── Material provided

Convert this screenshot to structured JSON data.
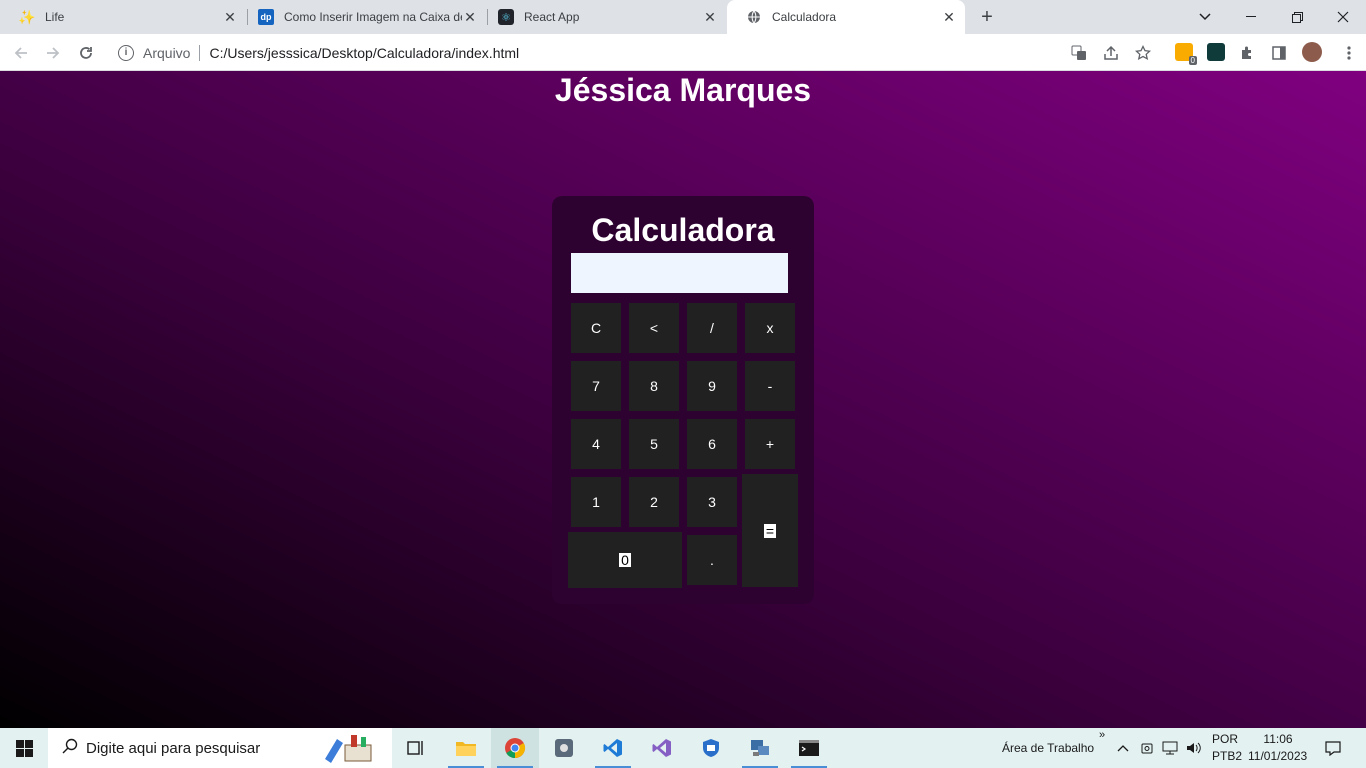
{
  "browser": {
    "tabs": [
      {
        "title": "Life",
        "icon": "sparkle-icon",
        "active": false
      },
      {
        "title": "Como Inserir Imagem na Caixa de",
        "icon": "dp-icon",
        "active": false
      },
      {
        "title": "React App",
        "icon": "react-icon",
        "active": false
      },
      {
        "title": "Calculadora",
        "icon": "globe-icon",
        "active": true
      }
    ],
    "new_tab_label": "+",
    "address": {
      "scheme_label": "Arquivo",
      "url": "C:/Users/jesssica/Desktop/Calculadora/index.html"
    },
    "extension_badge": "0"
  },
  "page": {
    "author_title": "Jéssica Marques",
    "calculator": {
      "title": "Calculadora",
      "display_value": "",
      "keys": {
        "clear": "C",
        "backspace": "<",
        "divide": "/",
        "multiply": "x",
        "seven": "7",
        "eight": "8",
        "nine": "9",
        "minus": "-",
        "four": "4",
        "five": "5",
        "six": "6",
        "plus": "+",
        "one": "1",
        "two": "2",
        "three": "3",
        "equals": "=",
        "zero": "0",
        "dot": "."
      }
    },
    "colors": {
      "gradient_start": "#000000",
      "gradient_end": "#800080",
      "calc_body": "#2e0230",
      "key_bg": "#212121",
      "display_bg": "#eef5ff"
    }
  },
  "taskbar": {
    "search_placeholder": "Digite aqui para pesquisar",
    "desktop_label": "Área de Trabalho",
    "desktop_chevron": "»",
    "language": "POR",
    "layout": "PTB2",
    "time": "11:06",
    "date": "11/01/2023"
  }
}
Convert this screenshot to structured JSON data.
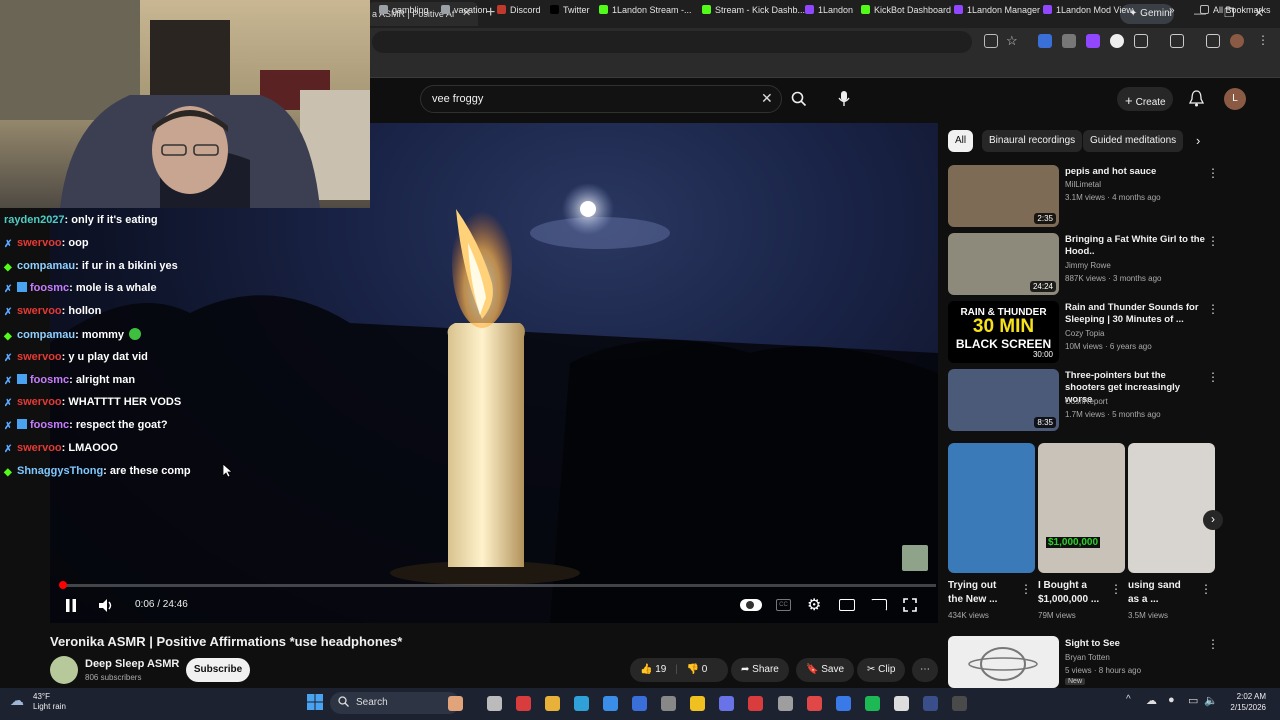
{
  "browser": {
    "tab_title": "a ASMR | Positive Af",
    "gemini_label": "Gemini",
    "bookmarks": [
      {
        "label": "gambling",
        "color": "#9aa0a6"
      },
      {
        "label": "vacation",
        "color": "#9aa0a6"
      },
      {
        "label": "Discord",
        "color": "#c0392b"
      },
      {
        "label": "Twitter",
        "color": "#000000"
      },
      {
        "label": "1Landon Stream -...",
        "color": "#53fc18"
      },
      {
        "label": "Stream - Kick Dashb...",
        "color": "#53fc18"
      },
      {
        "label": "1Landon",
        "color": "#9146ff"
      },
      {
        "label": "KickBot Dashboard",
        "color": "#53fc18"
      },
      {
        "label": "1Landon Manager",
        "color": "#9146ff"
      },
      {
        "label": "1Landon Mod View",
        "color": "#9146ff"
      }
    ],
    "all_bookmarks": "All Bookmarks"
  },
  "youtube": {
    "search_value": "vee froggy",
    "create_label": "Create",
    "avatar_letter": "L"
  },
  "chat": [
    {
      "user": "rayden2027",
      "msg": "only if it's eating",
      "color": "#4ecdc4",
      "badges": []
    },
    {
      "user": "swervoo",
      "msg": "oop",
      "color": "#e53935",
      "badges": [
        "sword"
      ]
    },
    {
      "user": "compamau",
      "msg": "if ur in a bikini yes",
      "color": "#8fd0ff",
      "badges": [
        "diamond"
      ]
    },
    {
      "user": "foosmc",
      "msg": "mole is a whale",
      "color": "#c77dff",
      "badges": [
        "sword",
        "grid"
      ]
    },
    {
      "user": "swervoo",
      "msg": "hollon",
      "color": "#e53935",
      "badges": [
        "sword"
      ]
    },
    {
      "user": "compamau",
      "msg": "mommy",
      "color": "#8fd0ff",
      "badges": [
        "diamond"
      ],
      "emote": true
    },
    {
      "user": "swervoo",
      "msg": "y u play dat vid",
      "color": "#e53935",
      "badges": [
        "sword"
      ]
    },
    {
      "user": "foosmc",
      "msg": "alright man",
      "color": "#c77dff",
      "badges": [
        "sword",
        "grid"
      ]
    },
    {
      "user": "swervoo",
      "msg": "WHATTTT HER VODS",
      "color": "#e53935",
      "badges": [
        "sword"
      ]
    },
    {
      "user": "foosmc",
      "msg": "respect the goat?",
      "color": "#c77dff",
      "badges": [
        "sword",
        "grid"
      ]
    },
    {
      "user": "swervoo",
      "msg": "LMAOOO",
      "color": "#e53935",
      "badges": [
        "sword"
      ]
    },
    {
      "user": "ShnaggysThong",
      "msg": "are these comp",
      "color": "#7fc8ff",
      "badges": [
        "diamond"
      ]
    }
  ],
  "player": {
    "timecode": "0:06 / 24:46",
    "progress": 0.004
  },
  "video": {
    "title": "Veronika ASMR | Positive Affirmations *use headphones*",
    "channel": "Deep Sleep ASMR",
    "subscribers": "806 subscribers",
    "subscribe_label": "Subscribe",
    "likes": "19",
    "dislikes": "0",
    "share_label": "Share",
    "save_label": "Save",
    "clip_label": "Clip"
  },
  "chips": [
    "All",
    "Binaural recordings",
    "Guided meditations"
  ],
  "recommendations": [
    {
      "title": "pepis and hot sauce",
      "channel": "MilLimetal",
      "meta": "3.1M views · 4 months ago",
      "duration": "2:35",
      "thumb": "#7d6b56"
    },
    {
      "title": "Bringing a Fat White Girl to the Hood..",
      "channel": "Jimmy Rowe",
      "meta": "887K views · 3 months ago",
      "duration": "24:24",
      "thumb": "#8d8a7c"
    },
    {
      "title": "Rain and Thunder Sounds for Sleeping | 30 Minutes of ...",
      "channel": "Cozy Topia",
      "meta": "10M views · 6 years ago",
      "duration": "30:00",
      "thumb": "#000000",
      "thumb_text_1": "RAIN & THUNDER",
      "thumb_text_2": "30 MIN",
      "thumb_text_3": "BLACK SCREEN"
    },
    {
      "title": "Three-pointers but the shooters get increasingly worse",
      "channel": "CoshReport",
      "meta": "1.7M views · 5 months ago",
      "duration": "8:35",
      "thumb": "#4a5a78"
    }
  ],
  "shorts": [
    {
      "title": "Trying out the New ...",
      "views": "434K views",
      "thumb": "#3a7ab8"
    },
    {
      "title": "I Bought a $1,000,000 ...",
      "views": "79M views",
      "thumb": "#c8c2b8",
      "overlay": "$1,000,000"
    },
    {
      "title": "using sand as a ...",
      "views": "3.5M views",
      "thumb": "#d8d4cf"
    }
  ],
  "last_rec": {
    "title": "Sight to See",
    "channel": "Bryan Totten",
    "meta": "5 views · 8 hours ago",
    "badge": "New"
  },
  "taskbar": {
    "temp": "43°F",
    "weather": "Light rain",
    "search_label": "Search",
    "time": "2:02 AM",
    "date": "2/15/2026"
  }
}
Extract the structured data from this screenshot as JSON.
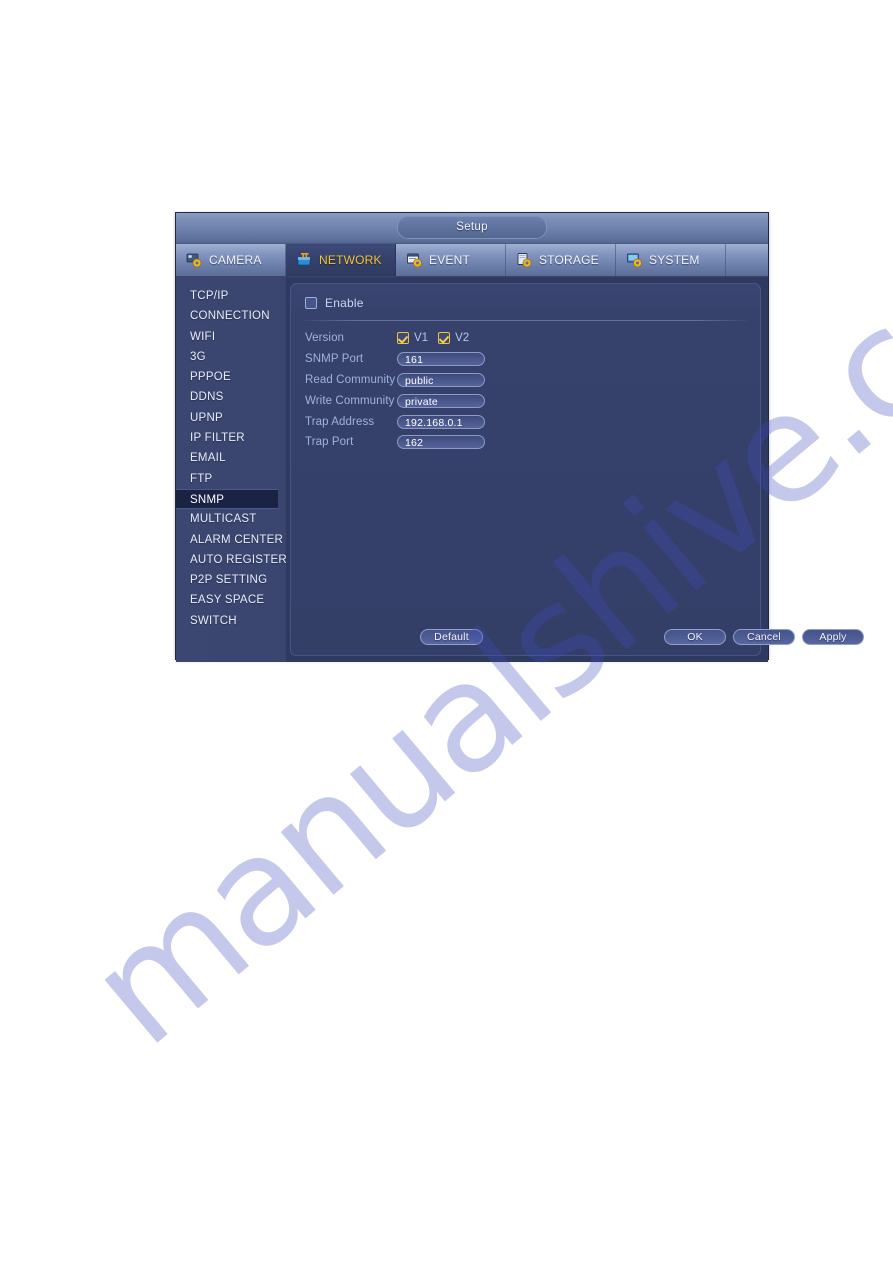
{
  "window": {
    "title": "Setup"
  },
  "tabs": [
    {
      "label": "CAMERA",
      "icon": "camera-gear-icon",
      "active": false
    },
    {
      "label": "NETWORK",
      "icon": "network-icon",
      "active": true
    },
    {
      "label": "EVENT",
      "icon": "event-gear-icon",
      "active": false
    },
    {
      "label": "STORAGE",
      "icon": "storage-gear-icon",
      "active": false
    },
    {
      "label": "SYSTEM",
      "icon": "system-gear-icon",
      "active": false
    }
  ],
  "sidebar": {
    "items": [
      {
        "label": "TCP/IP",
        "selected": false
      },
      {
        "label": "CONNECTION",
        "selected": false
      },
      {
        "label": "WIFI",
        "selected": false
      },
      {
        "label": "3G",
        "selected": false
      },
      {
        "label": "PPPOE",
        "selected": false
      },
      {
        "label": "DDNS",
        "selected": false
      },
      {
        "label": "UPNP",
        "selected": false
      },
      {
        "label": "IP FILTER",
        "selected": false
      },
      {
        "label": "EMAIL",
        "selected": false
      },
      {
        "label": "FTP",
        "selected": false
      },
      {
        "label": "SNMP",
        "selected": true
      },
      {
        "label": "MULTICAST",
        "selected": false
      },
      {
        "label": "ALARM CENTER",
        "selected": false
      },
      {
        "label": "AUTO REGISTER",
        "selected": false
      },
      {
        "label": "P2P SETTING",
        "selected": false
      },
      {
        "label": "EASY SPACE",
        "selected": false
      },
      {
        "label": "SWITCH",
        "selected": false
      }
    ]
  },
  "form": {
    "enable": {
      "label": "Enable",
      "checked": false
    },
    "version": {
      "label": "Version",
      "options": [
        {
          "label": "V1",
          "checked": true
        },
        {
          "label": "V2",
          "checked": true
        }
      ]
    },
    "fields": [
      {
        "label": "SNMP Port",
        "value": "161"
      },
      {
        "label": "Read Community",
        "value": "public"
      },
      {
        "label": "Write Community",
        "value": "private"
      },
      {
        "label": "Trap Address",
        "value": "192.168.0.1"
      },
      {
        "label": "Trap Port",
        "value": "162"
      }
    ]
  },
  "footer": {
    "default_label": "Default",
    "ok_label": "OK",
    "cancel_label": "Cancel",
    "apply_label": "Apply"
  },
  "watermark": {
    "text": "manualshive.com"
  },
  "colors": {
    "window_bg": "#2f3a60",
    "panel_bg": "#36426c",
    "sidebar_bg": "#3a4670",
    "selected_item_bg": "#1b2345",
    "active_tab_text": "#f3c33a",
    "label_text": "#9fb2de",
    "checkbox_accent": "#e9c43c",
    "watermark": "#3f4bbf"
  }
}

────

Given task:
Look through the entries and return every line where "Stream" appears.

Answer to this exercise:
        "label": "1Landon Stream -...",
        "label": "Stream - Kick Dashb...",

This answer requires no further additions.